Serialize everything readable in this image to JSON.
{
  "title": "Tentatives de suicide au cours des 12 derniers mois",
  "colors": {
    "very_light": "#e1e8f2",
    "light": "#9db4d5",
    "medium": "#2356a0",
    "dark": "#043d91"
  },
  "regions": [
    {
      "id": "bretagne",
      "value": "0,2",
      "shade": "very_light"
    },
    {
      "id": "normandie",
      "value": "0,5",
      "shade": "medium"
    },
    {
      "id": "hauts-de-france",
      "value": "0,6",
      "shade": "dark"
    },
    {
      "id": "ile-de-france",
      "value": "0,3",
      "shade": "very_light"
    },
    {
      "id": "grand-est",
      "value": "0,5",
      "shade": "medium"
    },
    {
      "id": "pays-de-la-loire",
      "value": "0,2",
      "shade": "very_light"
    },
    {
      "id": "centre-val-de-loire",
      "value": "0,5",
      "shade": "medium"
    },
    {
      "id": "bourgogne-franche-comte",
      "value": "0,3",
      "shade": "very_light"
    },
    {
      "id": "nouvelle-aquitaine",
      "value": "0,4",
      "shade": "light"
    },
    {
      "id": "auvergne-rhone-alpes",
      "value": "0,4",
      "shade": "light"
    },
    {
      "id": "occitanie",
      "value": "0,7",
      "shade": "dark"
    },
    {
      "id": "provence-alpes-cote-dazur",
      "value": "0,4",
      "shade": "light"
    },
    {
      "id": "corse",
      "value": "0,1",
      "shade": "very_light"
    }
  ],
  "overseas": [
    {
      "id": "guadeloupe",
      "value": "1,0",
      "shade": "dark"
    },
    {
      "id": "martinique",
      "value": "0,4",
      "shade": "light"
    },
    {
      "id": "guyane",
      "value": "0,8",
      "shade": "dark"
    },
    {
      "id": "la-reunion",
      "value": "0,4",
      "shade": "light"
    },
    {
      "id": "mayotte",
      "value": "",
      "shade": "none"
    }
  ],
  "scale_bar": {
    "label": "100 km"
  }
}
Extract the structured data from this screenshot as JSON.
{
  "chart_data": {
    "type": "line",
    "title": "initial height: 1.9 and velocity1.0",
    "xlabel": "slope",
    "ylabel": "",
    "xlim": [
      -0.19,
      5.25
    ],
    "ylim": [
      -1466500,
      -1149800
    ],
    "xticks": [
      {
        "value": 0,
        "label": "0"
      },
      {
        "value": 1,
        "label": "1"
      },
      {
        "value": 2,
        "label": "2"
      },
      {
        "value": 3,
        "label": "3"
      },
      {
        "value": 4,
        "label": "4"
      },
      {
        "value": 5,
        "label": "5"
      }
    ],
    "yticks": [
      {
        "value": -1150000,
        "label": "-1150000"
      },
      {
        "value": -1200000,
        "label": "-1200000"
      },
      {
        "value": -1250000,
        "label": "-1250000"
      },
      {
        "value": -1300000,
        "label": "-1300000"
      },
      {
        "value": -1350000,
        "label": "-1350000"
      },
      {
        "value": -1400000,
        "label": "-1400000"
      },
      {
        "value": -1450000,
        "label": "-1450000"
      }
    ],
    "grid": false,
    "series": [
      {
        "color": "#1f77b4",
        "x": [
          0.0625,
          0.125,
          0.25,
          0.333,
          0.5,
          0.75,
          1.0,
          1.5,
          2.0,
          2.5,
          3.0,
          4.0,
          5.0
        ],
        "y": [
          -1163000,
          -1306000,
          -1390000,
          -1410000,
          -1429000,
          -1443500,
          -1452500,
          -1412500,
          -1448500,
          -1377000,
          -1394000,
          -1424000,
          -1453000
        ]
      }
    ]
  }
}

==*==

- JOB
Pick out every line above that contains the word "title" and copy it.

- RESPONSE TO THIS TASK
  "title": "Tentatives de suicide au cours des 12 derniers mois",
    "title": "initial height: 1.9 and velocity1.0",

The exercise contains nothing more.